Copy exactly the lines from the "Give me the" line to the end, both included, and nothing else.

— Start DATA RECORDS —

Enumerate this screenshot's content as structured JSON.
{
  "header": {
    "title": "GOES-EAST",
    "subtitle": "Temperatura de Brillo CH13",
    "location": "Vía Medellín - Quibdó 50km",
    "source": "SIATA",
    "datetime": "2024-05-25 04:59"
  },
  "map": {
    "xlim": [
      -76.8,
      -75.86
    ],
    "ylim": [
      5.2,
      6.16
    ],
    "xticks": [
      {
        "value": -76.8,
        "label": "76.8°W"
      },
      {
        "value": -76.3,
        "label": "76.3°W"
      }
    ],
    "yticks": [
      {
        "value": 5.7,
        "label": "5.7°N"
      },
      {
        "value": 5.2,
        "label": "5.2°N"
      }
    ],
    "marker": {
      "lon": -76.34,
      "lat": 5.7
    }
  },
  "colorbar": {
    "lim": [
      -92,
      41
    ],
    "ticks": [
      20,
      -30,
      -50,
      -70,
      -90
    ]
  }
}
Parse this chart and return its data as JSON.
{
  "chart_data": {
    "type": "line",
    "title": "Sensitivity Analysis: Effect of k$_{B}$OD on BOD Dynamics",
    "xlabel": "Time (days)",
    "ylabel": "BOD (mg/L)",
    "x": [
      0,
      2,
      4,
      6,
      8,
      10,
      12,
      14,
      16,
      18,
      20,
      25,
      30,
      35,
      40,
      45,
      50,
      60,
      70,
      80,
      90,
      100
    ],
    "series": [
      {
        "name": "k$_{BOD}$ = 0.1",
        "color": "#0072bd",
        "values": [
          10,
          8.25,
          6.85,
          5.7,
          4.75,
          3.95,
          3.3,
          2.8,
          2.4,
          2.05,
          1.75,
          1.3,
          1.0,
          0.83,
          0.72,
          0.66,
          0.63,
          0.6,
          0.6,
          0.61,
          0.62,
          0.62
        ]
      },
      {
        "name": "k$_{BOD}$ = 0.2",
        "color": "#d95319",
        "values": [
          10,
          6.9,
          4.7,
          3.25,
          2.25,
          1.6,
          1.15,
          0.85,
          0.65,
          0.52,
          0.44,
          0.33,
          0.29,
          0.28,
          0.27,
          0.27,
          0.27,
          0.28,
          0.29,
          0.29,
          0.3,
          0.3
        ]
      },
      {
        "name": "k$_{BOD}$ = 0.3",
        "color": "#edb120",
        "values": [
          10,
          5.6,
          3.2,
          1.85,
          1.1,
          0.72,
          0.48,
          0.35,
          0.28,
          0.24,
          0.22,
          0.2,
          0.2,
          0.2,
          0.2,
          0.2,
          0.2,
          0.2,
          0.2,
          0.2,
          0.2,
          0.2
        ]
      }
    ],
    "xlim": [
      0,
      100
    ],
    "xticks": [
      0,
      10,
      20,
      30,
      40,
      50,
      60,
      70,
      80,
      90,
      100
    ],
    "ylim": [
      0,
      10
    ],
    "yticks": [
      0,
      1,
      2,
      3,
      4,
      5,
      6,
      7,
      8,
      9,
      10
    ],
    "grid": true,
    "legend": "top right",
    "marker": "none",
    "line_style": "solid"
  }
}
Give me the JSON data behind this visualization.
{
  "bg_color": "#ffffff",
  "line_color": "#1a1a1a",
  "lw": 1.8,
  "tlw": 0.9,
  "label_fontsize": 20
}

— End DATA RECORDS —

■ **TASK RESULT**
Give me the JSON data behind this visualization.
{
  "bg_color": "#ffffff",
  "line_color": "#1a1a1a",
  "lw": 1.8,
  "tlw": 0.9,
  "label_fontsize": 20
}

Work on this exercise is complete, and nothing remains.